# [Material for this exercise]
==========

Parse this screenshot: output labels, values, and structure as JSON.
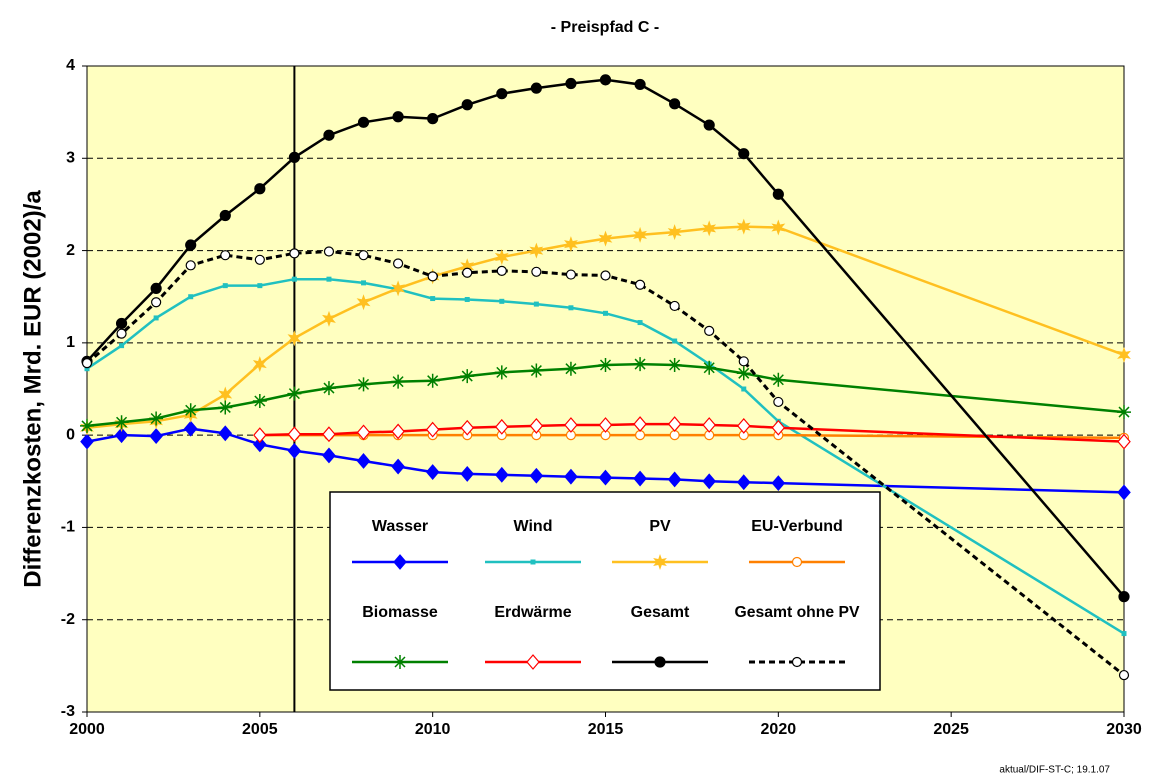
{
  "chart_data": {
    "type": "line",
    "title": "- Preispfad C -",
    "ylabel": "Differenzkosten, Mrd. EUR (2002)/a",
    "footnote": "aktual/DIF-ST-C; 19.1.07",
    "x": [
      2000,
      2001,
      2002,
      2003,
      2004,
      2005,
      2006,
      2007,
      2008,
      2009,
      2010,
      2011,
      2012,
      2013,
      2014,
      2015,
      2016,
      2017,
      2018,
      2019,
      2020,
      2030
    ],
    "xlim": [
      2000,
      2030
    ],
    "xticks": [
      2000,
      2005,
      2010,
      2015,
      2020,
      2025,
      2030
    ],
    "ylim": [
      -3,
      4
    ],
    "yticks": [
      -3,
      -2,
      -1,
      0,
      1,
      2,
      3,
      4
    ],
    "grid": true,
    "vlines": [
      2006
    ],
    "series": [
      {
        "name": "Wasser",
        "color": "#0000ff",
        "marker": "diamond",
        "values": [
          -0.07,
          0.0,
          -0.01,
          0.07,
          0.02,
          -0.1,
          -0.17,
          -0.22,
          -0.28,
          -0.34,
          -0.4,
          -0.42,
          -0.43,
          -0.44,
          -0.45,
          -0.46,
          -0.47,
          -0.48,
          -0.5,
          -0.51,
          -0.52,
          -0.62
        ]
      },
      {
        "name": "Wind",
        "color": "#20c0c0",
        "marker": "square",
        "values": [
          0.72,
          0.97,
          1.27,
          1.5,
          1.62,
          1.62,
          1.69,
          1.69,
          1.65,
          1.58,
          1.48,
          1.47,
          1.45,
          1.42,
          1.38,
          1.32,
          1.22,
          1.02,
          0.77,
          0.5,
          0.15,
          -2.15
        ]
      },
      {
        "name": "PV",
        "color": "#ffc020",
        "marker": "star",
        "values": [
          0.08,
          0.12,
          0.15,
          0.22,
          0.44,
          0.77,
          1.05,
          1.26,
          1.44,
          1.59,
          1.72,
          1.83,
          1.93,
          2.0,
          2.07,
          2.13,
          2.17,
          2.2,
          2.24,
          2.26,
          2.25,
          0.87
        ]
      },
      {
        "name": "EU-Verbund",
        "color": "#ff8000",
        "marker": "open-circle",
        "values": [
          null,
          null,
          null,
          null,
          null,
          0.0,
          0.0,
          0.0,
          0.0,
          0.0,
          0.0,
          0.0,
          0.0,
          0.0,
          0.0,
          0.0,
          0.0,
          0.0,
          0.0,
          0.0,
          0.0,
          -0.03
        ]
      },
      {
        "name": "Biomasse",
        "color": "#008000",
        "marker": "asterisk",
        "values": [
          0.1,
          0.14,
          0.18,
          0.27,
          0.3,
          0.37,
          0.45,
          0.51,
          0.55,
          0.58,
          0.59,
          0.64,
          0.68,
          0.7,
          0.72,
          0.76,
          0.77,
          0.76,
          0.73,
          0.67,
          0.6,
          0.25
        ]
      },
      {
        "name": "Erdwärme",
        "color": "#ff0000",
        "marker": "open-diamond",
        "values": [
          null,
          null,
          null,
          null,
          null,
          0.0,
          0.01,
          0.01,
          0.03,
          0.04,
          0.06,
          0.08,
          0.09,
          0.1,
          0.11,
          0.11,
          0.12,
          0.12,
          0.11,
          0.1,
          0.08,
          -0.07
        ]
      },
      {
        "name": "Gesamt",
        "color": "#000000",
        "marker": "circle",
        "values": [
          0.8,
          1.21,
          1.59,
          2.06,
          2.38,
          2.67,
          3.01,
          3.25,
          3.39,
          3.45,
          3.43,
          3.58,
          3.7,
          3.76,
          3.81,
          3.85,
          3.8,
          3.59,
          3.36,
          3.05,
          2.61,
          -1.75
        ]
      },
      {
        "name": "Gesamt ohne PV",
        "color": "#000000",
        "marker": "open-circle",
        "dash": true,
        "values": [
          0.78,
          1.1,
          1.44,
          1.84,
          1.95,
          1.9,
          1.97,
          1.99,
          1.95,
          1.86,
          1.72,
          1.76,
          1.78,
          1.77,
          1.74,
          1.73,
          1.63,
          1.4,
          1.13,
          0.8,
          0.36,
          -2.6
        ]
      }
    ]
  }
}
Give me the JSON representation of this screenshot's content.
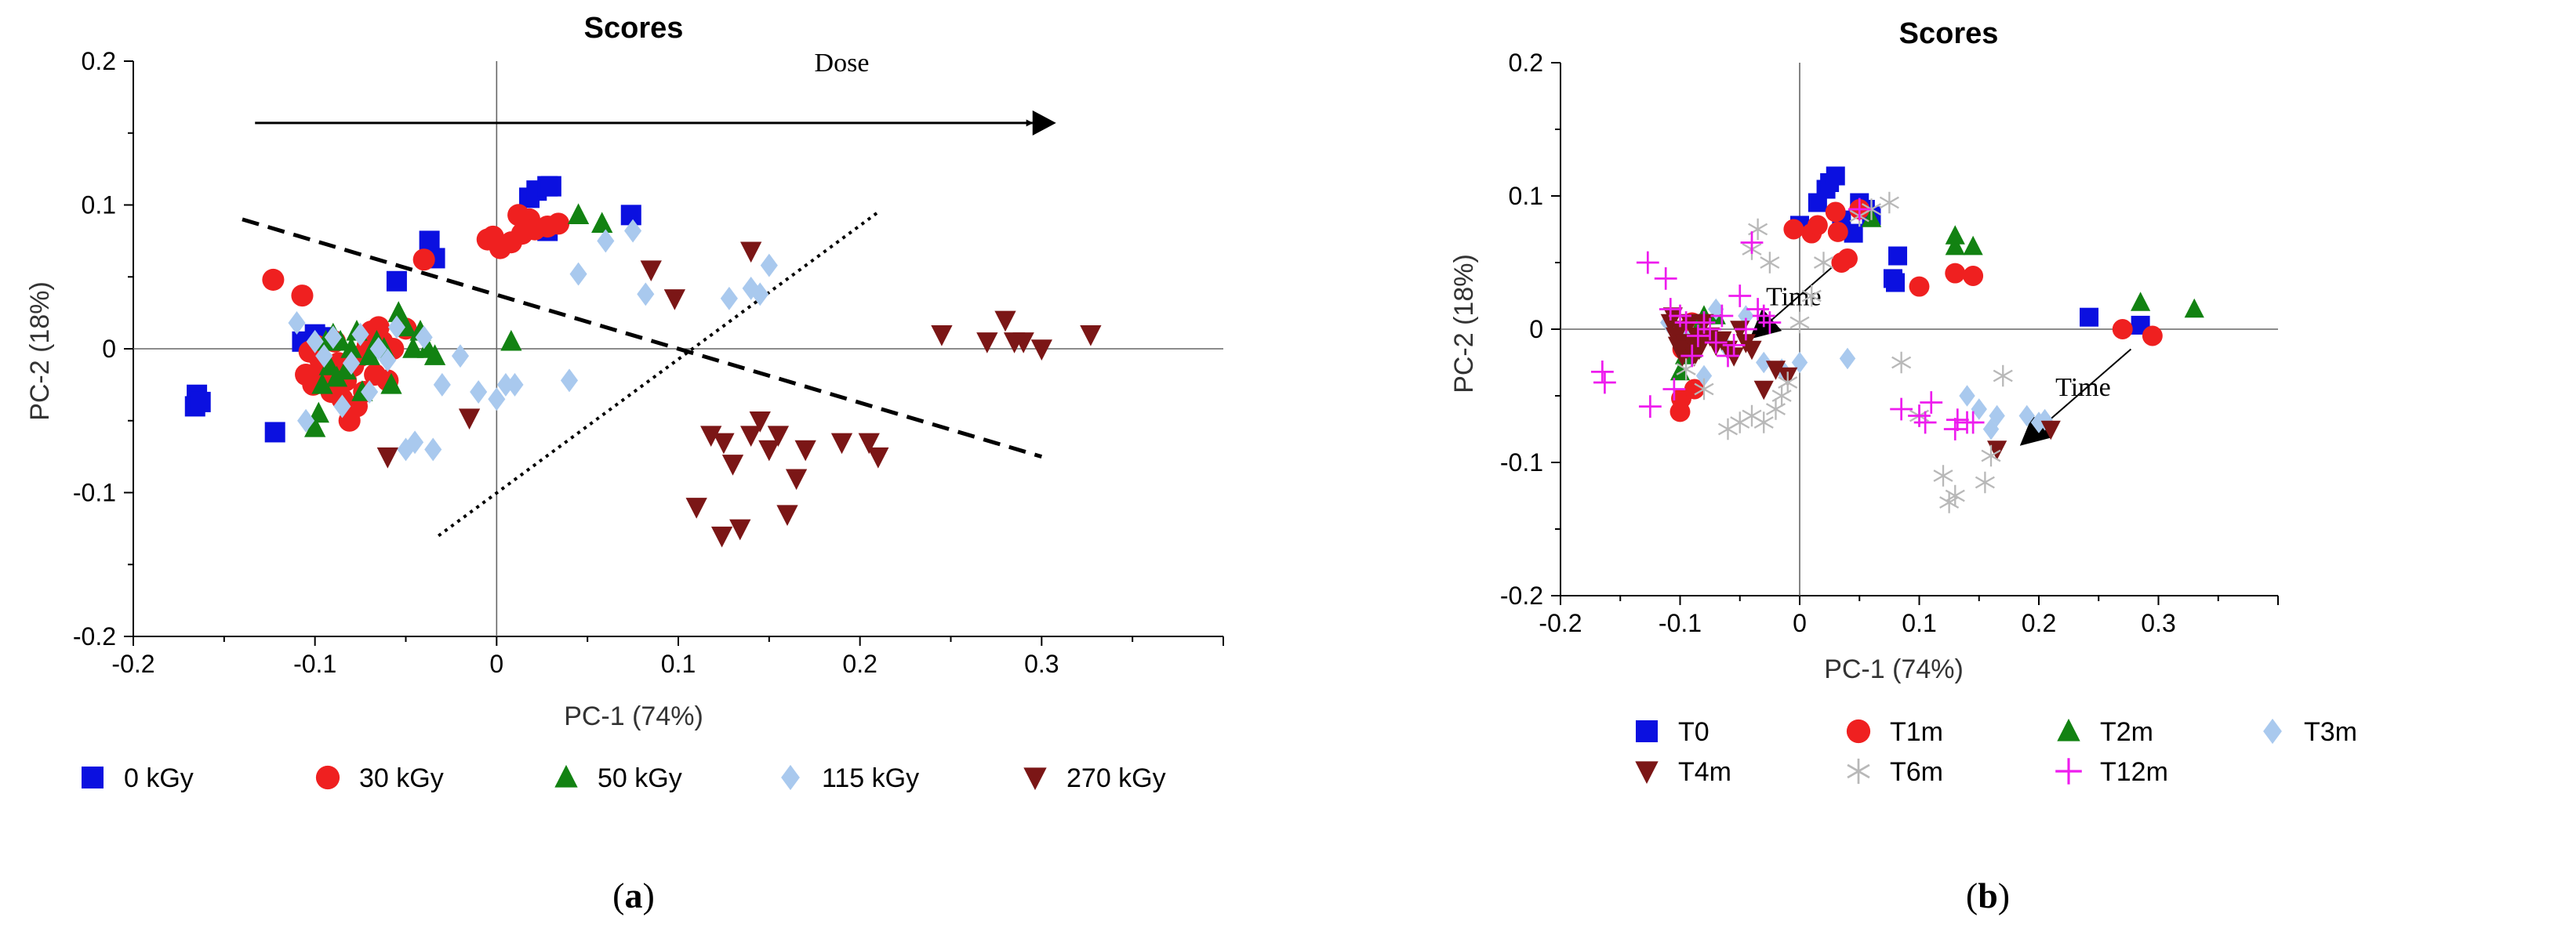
{
  "chart_data": [
    {
      "type": "scatter",
      "title": "Scores",
      "xlabel": "PC-1 (74%)",
      "ylabel": "PC-2 (18%)",
      "xlim": [
        -0.2,
        0.4
      ],
      "ylim": [
        -0.2,
        0.2
      ],
      "xticks": [
        -0.2,
        -0.1,
        0,
        0.1,
        0.2,
        0.3
      ],
      "yticks": [
        -0.2,
        -0.1,
        0,
        0.1,
        0.2
      ],
      "xtick_labels": [
        "-0.2",
        "-0.1",
        "0",
        "0.1",
        "0.2",
        "0.3"
      ],
      "ytick_labels": [
        "-0.2",
        "-0.1",
        "0",
        "0.1",
        "0.2"
      ],
      "grid": false,
      "legend_position": "bottom",
      "caption": "a",
      "annotations": [
        {
          "text": "Dose",
          "x": 0.19,
          "y": 0.193
        },
        {
          "type": "arrow",
          "x1": -0.133,
          "y1": 0.157,
          "x2": 0.295,
          "y2": 0.157
        },
        {
          "type": "line",
          "style": "dashed",
          "x1": -0.14,
          "y1": 0.09,
          "x2": 0.3,
          "y2": -0.075
        },
        {
          "type": "line",
          "style": "dotted",
          "x1": -0.032,
          "y1": -0.13,
          "x2": 0.21,
          "y2": 0.095
        }
      ],
      "series": [
        {
          "name": "0 kGy",
          "marker": "square",
          "color": "#0b10e0",
          "x": [
            -0.165,
            -0.166,
            -0.163,
            -0.122,
            -0.107,
            -0.1,
            -0.096,
            -0.055,
            -0.037,
            -0.034,
            0.018,
            0.022,
            0.028,
            0.03,
            0.028,
            0.074
          ],
          "y": [
            -0.032,
            -0.04,
            -0.037,
            -0.058,
            0.005,
            0.01,
            0.008,
            0.047,
            0.075,
            0.063,
            0.105,
            0.11,
            0.113,
            0.113,
            0.082,
            0.093
          ]
        },
        {
          "name": "30 kGy",
          "marker": "circle",
          "color": "#ef2020",
          "x": [
            -0.123,
            -0.107,
            -0.105,
            -0.103,
            -0.101,
            -0.099,
            -0.097,
            -0.095,
            -0.093,
            -0.091,
            -0.089,
            -0.087,
            -0.085,
            -0.083,
            -0.081,
            -0.079,
            -0.077,
            -0.075,
            -0.073,
            -0.071,
            -0.069,
            -0.067,
            -0.065,
            -0.063,
            -0.06,
            -0.057,
            -0.05,
            -0.04,
            -0.005,
            -0.002,
            0.002,
            0.008,
            0.012,
            0.014,
            0.018,
            0.021,
            0.028,
            0.034
          ],
          "y": [
            0.048,
            0.037,
            -0.018,
            -0.002,
            -0.025,
            0.002,
            -0.008,
            -0.015,
            -0.02,
            -0.03,
            0.005,
            -0.01,
            -0.035,
            -0.022,
            -0.05,
            -0.012,
            -0.04,
            -0.005,
            -0.03,
            0.002,
            0.012,
            -0.018,
            0.015,
            0.005,
            -0.022,
            0.0,
            0.014,
            0.062,
            0.076,
            0.078,
            0.07,
            0.074,
            0.093,
            0.08,
            0.09,
            0.083,
            0.085,
            0.087
          ]
        },
        {
          "name": "50 kGy",
          "marker": "triangle-up",
          "color": "#128212",
          "x": [
            -0.1,
            -0.098,
            -0.096,
            -0.094,
            -0.092,
            -0.09,
            -0.088,
            -0.086,
            -0.083,
            -0.08,
            -0.077,
            -0.074,
            -0.07,
            -0.066,
            -0.062,
            -0.058,
            -0.054,
            -0.05,
            -0.046,
            -0.042,
            -0.038,
            -0.034,
            0.008,
            0.045,
            0.058
          ],
          "y": [
            -0.055,
            -0.045,
            -0.025,
            0.005,
            -0.012,
            0.01,
            -0.02,
            0.005,
            -0.015,
            0.0,
            0.012,
            -0.03,
            -0.005,
            0.005,
            0.0,
            -0.025,
            0.025,
            0.015,
            0.0,
            0.012,
            0.0,
            -0.005,
            0.005,
            0.093,
            0.087
          ]
        },
        {
          "name": "115 kGy",
          "marker": "diamond",
          "color": "#a9c9ee",
          "x": [
            -0.11,
            -0.105,
            -0.1,
            -0.095,
            -0.09,
            -0.085,
            -0.08,
            -0.075,
            -0.07,
            -0.065,
            -0.06,
            -0.055,
            -0.05,
            -0.045,
            -0.04,
            -0.035,
            -0.03,
            -0.02,
            -0.01,
            0.0,
            0.005,
            0.01,
            0.04,
            0.045,
            0.06,
            0.075,
            0.082,
            0.128,
            0.14,
            0.145,
            0.15
          ],
          "y": [
            0.018,
            -0.05,
            0.005,
            -0.005,
            0.008,
            -0.04,
            -0.01,
            0.01,
            -0.03,
            0.0,
            -0.008,
            0.015,
            -0.07,
            -0.065,
            0.008,
            -0.07,
            -0.025,
            -0.005,
            -0.03,
            -0.035,
            -0.025,
            -0.025,
            -0.022,
            0.052,
            0.075,
            0.082,
            0.038,
            0.035,
            0.042,
            0.038,
            0.058
          ]
        },
        {
          "name": "270 kGy",
          "marker": "triangle-down",
          "color": "#7b1616",
          "x": [
            -0.06,
            -0.015,
            0.085,
            0.098,
            0.118,
            0.124,
            0.134,
            0.14,
            0.145,
            0.15,
            0.155,
            0.16,
            0.165,
            0.17,
            0.19,
            0.205,
            0.21,
            0.245,
            0.27,
            0.28,
            0.285,
            0.29,
            0.3,
            0.327,
            0.14,
            0.125,
            0.13,
            0.11
          ],
          "y": [
            -0.075,
            -0.048,
            0.055,
            0.035,
            -0.06,
            -0.13,
            -0.125,
            -0.06,
            -0.05,
            -0.07,
            -0.06,
            -0.115,
            -0.09,
            -0.07,
            -0.065,
            -0.065,
            -0.075,
            0.01,
            0.005,
            0.02,
            0.005,
            0.005,
            0.0,
            0.01,
            0.068,
            -0.065,
            -0.08,
            -0.11
          ]
        }
      ]
    },
    {
      "type": "scatter",
      "title": "Scores",
      "xlabel": "PC-1 (74%)",
      "ylabel": "PC-2 (18%)",
      "xlim": [
        -0.2,
        0.4
      ],
      "ylim": [
        -0.2,
        0.2
      ],
      "xticks": [
        -0.2,
        -0.1,
        0,
        0.1,
        0.2,
        0.3
      ],
      "yticks": [
        -0.2,
        -0.1,
        0,
        0.1,
        0.2
      ],
      "xtick_labels": [
        "-0.2",
        "-0.1",
        "0",
        "0.1",
        "0.2",
        "0.3"
      ],
      "ytick_labels": [
        "-0.2",
        "-0.1",
        "0",
        "0.1",
        "0.2"
      ],
      "grid": false,
      "legend_position": "bottom",
      "caption": "b",
      "annotations": [
        {
          "text": "Time",
          "x": -0.005,
          "y": 0.018
        },
        {
          "text": "Time",
          "x": 0.237,
          "y": -0.05
        },
        {
          "type": "arrow",
          "x1": 0.043,
          "y1": 0.059,
          "x2": -0.04,
          "y2": -0.006
        },
        {
          "type": "arrow",
          "x1": 0.277,
          "y1": -0.015,
          "x2": 0.186,
          "y2": -0.086
        }
      ],
      "series": [
        {
          "name": "T0",
          "marker": "square",
          "color": "#0b10e0",
          "x": [
            0.0,
            0.015,
            0.022,
            0.025,
            0.03,
            0.035,
            0.045,
            0.05,
            0.055,
            0.06,
            0.078,
            0.08,
            0.082,
            0.242,
            0.285
          ],
          "y": [
            0.078,
            0.095,
            0.105,
            0.11,
            0.115,
            0.082,
            0.072,
            0.095,
            0.09,
            0.085,
            0.038,
            0.035,
            0.055,
            0.009,
            0.003
          ]
        },
        {
          "name": "T1m",
          "marker": "circle",
          "color": "#ef2020",
          "x": [
            -0.1,
            -0.099,
            -0.098,
            -0.095,
            -0.09,
            -0.088,
            -0.086,
            -0.084,
            -0.005,
            0.01,
            0.015,
            0.032,
            0.035,
            0.04,
            0.1,
            0.13,
            0.145,
            0.27,
            0.295,
            0.05,
            0.03
          ],
          "y": [
            -0.062,
            -0.052,
            -0.015,
            -0.01,
            0.005,
            -0.045,
            -0.008,
            -0.005,
            0.075,
            0.072,
            0.078,
            0.073,
            0.05,
            0.053,
            0.032,
            0.042,
            0.04,
            0.0,
            -0.005,
            0.09,
            0.088
          ]
        },
        {
          "name": "T2m",
          "marker": "triangle-up",
          "color": "#128212",
          "x": [
            -0.1,
            -0.096,
            -0.09,
            -0.085,
            -0.08,
            -0.07,
            0.06,
            0.13,
            0.145,
            0.285,
            0.33,
            0.13
          ],
          "y": [
            -0.032,
            -0.02,
            -0.015,
            0.0,
            0.01,
            0.01,
            0.083,
            0.07,
            0.062,
            0.02,
            0.015,
            0.062
          ]
        },
        {
          "name": "T3m",
          "marker": "diamond",
          "color": "#a9c9ee",
          "x": [
            -0.11,
            -0.1,
            -0.09,
            -0.08,
            -0.07,
            -0.06,
            -0.045,
            -0.03,
            -0.015,
            0.0,
            0.04,
            0.14,
            0.15,
            0.16,
            0.19,
            0.2,
            0.205,
            0.165
          ],
          "y": [
            0.005,
            -0.005,
            -0.005,
            -0.035,
            0.015,
            -0.015,
            0.01,
            -0.025,
            -0.03,
            -0.025,
            -0.022,
            -0.05,
            -0.06,
            -0.075,
            -0.065,
            -0.07,
            -0.068,
            -0.065
          ]
        },
        {
          "name": "T4m",
          "marker": "triangle-down",
          "color": "#7b1616",
          "x": [
            -0.108,
            -0.106,
            -0.104,
            -0.102,
            -0.1,
            -0.098,
            -0.096,
            -0.094,
            -0.092,
            -0.09,
            -0.088,
            -0.086,
            -0.084,
            -0.082,
            -0.08,
            -0.075,
            -0.07,
            -0.065,
            -0.06,
            -0.055,
            -0.05,
            -0.045,
            -0.04,
            -0.03,
            -0.02,
            -0.01,
            0.165,
            0.21
          ],
          "y": [
            0.005,
            0.01,
            -0.005,
            -0.012,
            0.0,
            -0.02,
            -0.01,
            -0.015,
            0.005,
            -0.01,
            -0.02,
            -0.005,
            -0.015,
            -0.01,
            0.005,
            -0.005,
            -0.012,
            -0.008,
            -0.015,
            -0.02,
            0.0,
            -0.01,
            -0.015,
            -0.045,
            -0.03,
            -0.035,
            -0.09,
            -0.075
          ]
        },
        {
          "name": "T6m",
          "marker": "asterisk",
          "color": "#b8b8b8",
          "x": [
            -0.095,
            -0.08,
            -0.06,
            -0.05,
            -0.04,
            -0.035,
            -0.03,
            -0.025,
            -0.02,
            -0.015,
            -0.01,
            0.0,
            0.01,
            0.02,
            0.05,
            0.06,
            0.075,
            0.085,
            0.1,
            0.12,
            0.125,
            0.13,
            0.155,
            0.16,
            0.17,
            -0.04
          ],
          "y": [
            -0.03,
            -0.045,
            -0.075,
            -0.07,
            0.06,
            0.075,
            -0.07,
            0.05,
            -0.06,
            -0.05,
            -0.04,
            0.005,
            0.025,
            0.05,
            0.085,
            0.09,
            0.095,
            -0.025,
            -0.065,
            -0.11,
            -0.13,
            -0.125,
            -0.115,
            -0.095,
            -0.035,
            -0.065
          ]
        },
        {
          "name": "T12m",
          "marker": "plus",
          "color": "#ee1cee",
          "x": [
            -0.165,
            -0.163,
            -0.127,
            -0.125,
            -0.112,
            -0.108,
            -0.105,
            -0.1,
            -0.095,
            -0.09,
            -0.085,
            -0.08,
            -0.075,
            -0.07,
            -0.065,
            -0.06,
            -0.055,
            -0.05,
            -0.045,
            -0.04,
            -0.035,
            -0.03,
            -0.025,
            0.05,
            0.085,
            0.1,
            0.105,
            0.11,
            0.13,
            0.132,
            0.14,
            0.145
          ],
          "y": [
            -0.032,
            -0.04,
            0.05,
            -0.058,
            0.038,
            0.015,
            -0.045,
            0.01,
            0.005,
            -0.02,
            -0.005,
            0.005,
            0.0,
            -0.01,
            0.01,
            -0.02,
            -0.012,
            0.025,
            0.0,
            0.065,
            0.015,
            0.01,
            0.005,
            0.09,
            -0.06,
            -0.065,
            -0.07,
            -0.055,
            -0.075,
            -0.068,
            -0.07,
            -0.07
          ]
        }
      ]
    }
  ]
}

==========

# [Set problem]
Identify all lines in the records above with the word "JSON".

# [Finished task]
Parse this screenshot: output labels, values, and structure as JSON.
Give me the JSON representation of this screenshot's content.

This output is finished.